### Try it
All lines holding the word "rgba" are to be copied from the records beneath.

### Supplied information
◇ ◇ ◇ ◇ ◇ ◇ ◇

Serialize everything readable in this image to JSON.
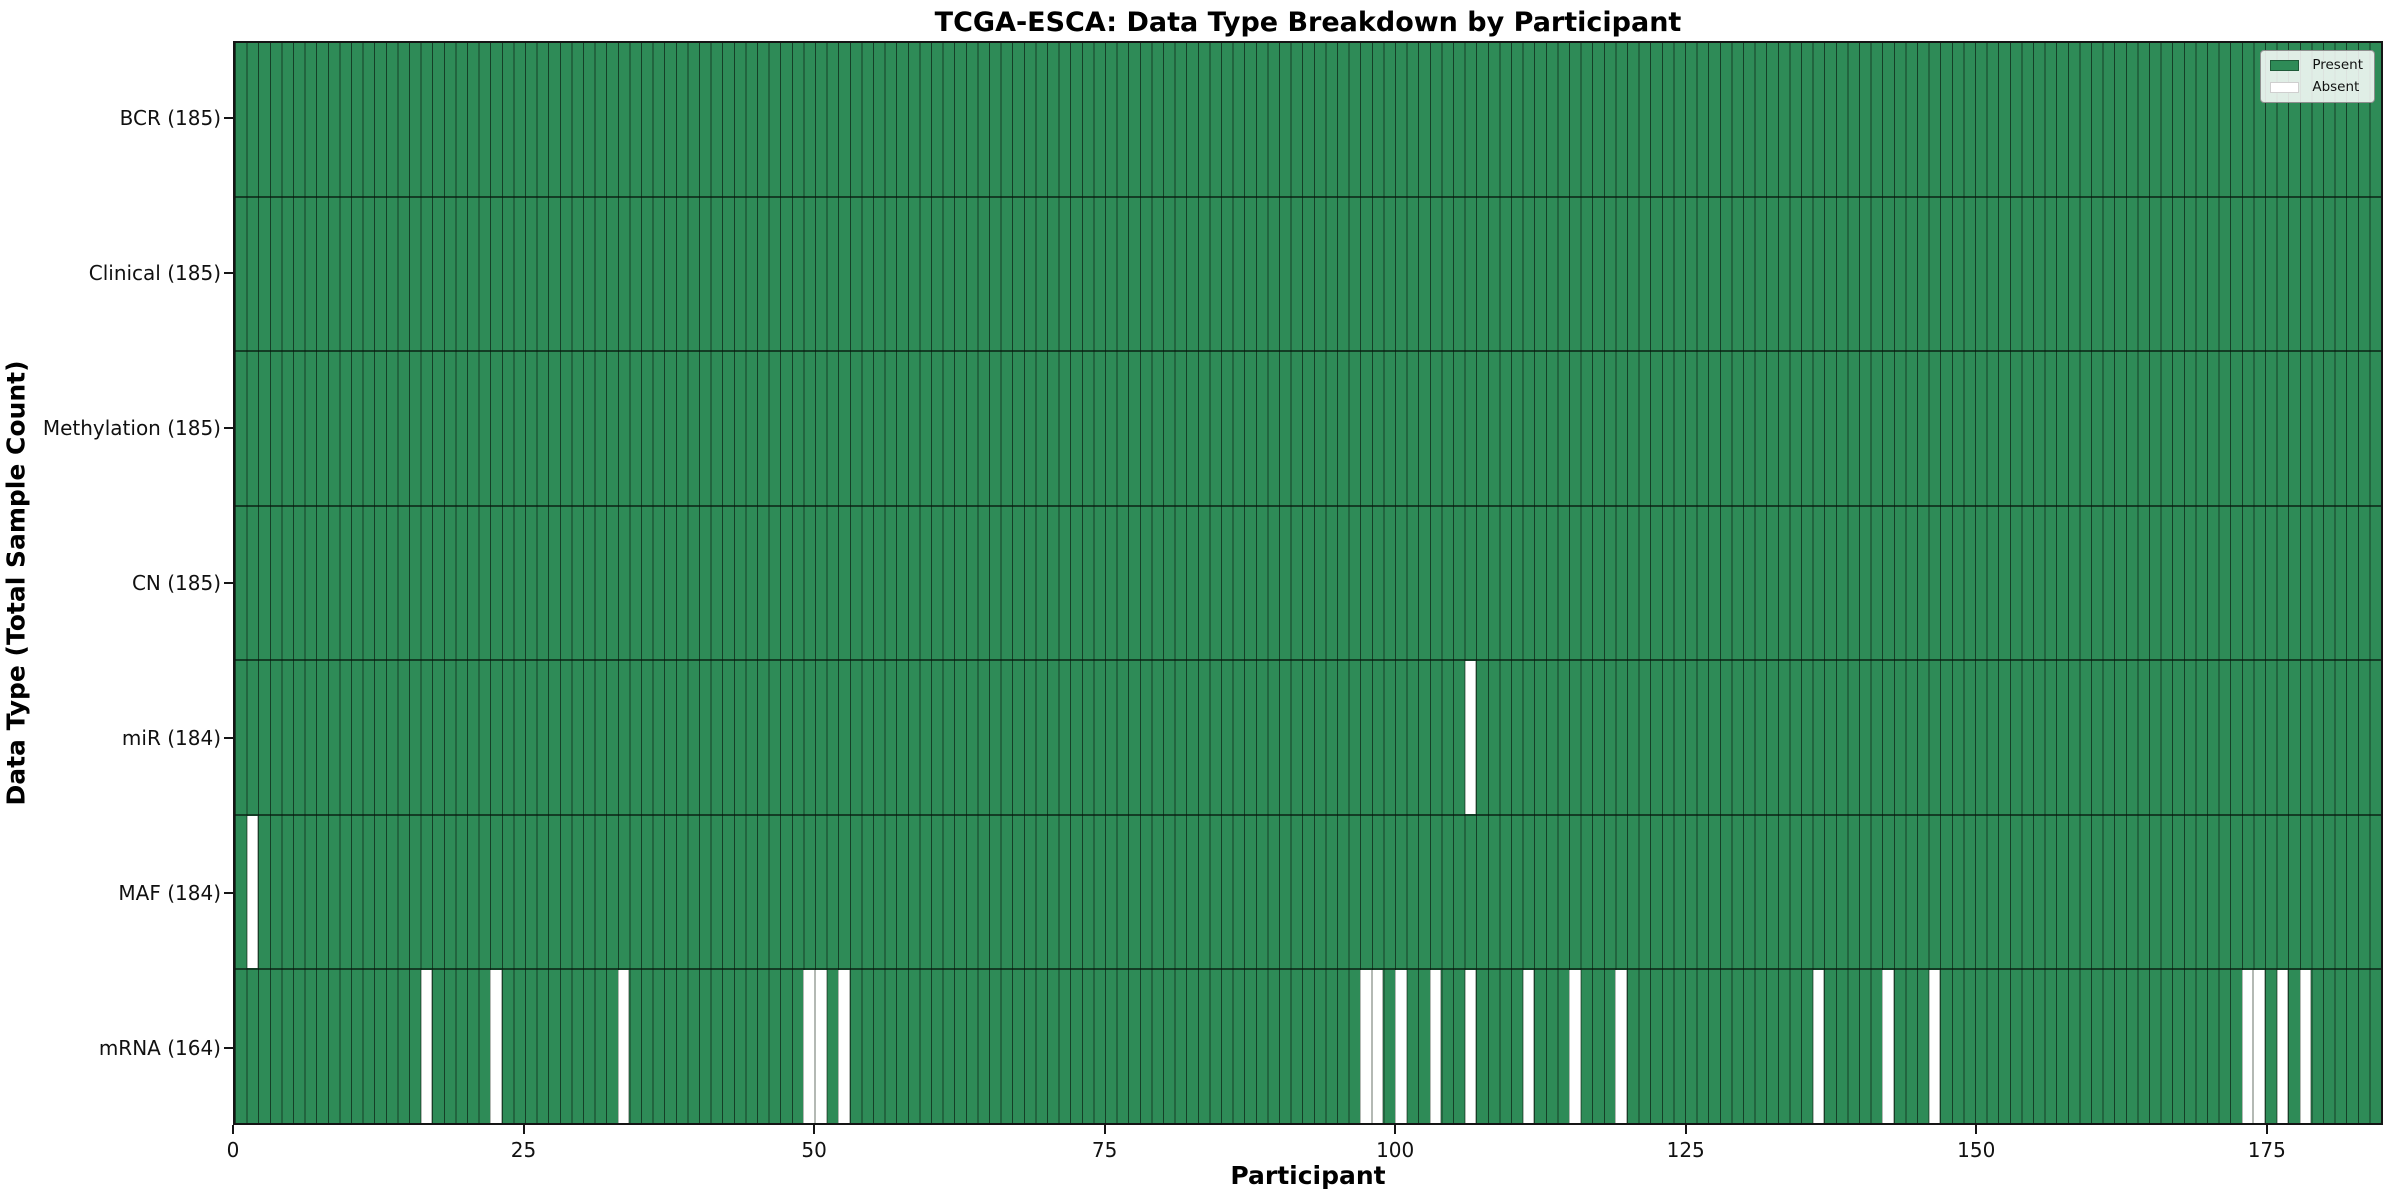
{
  "title": "TCGA-ESCA: Data Type Breakdown by Participant",
  "xlabel": "Participant",
  "ylabel": "Data Type (Total Sample Count)",
  "legend": {
    "present_label": "Present",
    "absent_label": "Absent",
    "position": "upper right"
  },
  "colors": {
    "present": "#2e8b57",
    "absent": "#ffffff",
    "cell_edge": "rgba(0, 0, 0, 0.55)",
    "row_divider": "rgba(8, 24, 14, 0.68)",
    "legend_bg": "rgba(255, 255, 255, 0.85)",
    "axis": "#151515"
  },
  "chart_data": {
    "type": "heatmap",
    "n_participants": 185,
    "xlim": [
      0,
      185
    ],
    "x_ticks": [
      0,
      25,
      50,
      75,
      100,
      125,
      150,
      175
    ],
    "grid": false,
    "legend_entries": [
      "Present",
      "Absent"
    ],
    "rows": [
      {
        "name": "BCR",
        "label": "BCR (185)",
        "present_count": 185,
        "absent_participants": []
      },
      {
        "name": "Clinical",
        "label": "Clinical (185)",
        "present_count": 185,
        "absent_participants": []
      },
      {
        "name": "Methylation",
        "label": "Methylation (185)",
        "present_count": 185,
        "absent_participants": []
      },
      {
        "name": "CN",
        "label": "CN (185)",
        "present_count": 185,
        "absent_participants": []
      },
      {
        "name": "miR",
        "label": "miR (184)",
        "present_count": 184,
        "absent_participants": [
          106
        ]
      },
      {
        "name": "MAF",
        "label": "MAF (184)",
        "present_count": 184,
        "absent_participants": [
          1
        ]
      },
      {
        "name": "mRNA",
        "label": "mRNA (164)",
        "present_count": 164,
        "absent_participants": [
          16,
          22,
          33,
          49,
          50,
          52,
          97,
          98,
          100,
          103,
          106,
          111,
          115,
          119,
          136,
          142,
          146,
          173,
          174,
          176,
          178
        ]
      }
    ]
  }
}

◇ ◇ ◇ ◇ ◇ ◇ ◇

### Response area
    "cell_edge": "rgba(0, 0, 0, 0.55)",
    "row_divider": "rgba(8, 24, 14, 0.68)",
    "legend_bg": "rgba(255, 255, 255, 0.85)",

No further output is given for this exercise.